## Exercise prompt
Search the listing below for the string "computation" and copy every line where it occurs.

BEGIN Input rows

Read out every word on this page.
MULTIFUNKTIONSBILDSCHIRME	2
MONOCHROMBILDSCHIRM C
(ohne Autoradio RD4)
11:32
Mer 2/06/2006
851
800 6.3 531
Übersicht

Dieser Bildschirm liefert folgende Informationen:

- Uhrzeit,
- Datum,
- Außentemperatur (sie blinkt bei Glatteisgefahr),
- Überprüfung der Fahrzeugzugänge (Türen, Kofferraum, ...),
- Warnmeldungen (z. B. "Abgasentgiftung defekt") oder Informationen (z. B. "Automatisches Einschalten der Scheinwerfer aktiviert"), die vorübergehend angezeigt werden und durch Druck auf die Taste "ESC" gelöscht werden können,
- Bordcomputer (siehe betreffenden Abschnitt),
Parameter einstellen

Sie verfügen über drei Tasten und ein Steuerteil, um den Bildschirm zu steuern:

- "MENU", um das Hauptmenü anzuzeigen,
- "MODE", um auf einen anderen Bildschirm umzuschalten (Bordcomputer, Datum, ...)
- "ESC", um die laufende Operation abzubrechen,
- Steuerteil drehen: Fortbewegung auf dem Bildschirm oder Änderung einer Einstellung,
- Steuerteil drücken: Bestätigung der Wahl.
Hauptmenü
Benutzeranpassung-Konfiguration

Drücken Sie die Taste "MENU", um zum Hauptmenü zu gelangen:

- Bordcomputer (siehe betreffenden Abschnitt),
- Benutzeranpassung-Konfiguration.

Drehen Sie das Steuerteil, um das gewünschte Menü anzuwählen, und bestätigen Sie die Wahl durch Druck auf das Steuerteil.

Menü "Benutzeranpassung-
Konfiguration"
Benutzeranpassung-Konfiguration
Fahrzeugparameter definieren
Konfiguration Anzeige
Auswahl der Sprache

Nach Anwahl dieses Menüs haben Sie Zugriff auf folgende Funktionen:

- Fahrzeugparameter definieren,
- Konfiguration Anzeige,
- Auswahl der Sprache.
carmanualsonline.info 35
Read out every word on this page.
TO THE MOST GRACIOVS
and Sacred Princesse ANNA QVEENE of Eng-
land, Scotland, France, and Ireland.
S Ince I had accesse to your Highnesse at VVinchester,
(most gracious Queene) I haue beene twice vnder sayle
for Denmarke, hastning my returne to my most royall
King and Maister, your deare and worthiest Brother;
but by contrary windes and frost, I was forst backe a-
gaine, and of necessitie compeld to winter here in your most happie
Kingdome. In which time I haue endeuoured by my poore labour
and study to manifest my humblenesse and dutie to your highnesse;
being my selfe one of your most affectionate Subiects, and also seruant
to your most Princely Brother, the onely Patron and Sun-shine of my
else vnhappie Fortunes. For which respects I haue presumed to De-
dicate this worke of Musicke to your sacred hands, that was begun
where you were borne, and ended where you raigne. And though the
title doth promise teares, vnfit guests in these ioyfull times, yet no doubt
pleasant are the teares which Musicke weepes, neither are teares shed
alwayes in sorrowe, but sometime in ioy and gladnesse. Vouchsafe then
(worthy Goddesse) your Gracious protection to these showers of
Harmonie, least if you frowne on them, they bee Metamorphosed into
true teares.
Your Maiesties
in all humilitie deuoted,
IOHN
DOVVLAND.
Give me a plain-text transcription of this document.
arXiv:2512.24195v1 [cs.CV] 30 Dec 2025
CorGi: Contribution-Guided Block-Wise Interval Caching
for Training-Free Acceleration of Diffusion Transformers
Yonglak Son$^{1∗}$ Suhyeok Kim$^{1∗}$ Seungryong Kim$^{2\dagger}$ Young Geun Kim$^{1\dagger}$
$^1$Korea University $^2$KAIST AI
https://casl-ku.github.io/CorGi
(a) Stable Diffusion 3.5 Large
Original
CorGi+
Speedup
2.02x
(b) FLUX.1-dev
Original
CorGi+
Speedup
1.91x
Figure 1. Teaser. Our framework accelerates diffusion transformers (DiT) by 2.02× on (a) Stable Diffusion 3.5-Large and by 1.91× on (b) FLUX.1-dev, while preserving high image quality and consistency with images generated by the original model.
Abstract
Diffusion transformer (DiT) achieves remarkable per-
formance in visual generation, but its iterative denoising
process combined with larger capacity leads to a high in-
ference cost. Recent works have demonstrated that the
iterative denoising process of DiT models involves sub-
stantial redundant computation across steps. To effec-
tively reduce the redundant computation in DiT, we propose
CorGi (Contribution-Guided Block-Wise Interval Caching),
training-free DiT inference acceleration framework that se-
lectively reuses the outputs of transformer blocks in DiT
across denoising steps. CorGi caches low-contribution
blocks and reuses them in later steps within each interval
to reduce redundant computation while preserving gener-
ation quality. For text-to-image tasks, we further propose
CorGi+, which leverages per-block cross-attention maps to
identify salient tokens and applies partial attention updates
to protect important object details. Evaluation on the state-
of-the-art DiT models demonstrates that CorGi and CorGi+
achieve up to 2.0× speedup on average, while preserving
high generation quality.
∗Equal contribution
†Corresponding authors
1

END Input rows

## Response to the task
stantial redundant computation across steps. To effec-
tively reduce the redundant computation in DiT, we propose
to reduce redundant computation while preserving gener-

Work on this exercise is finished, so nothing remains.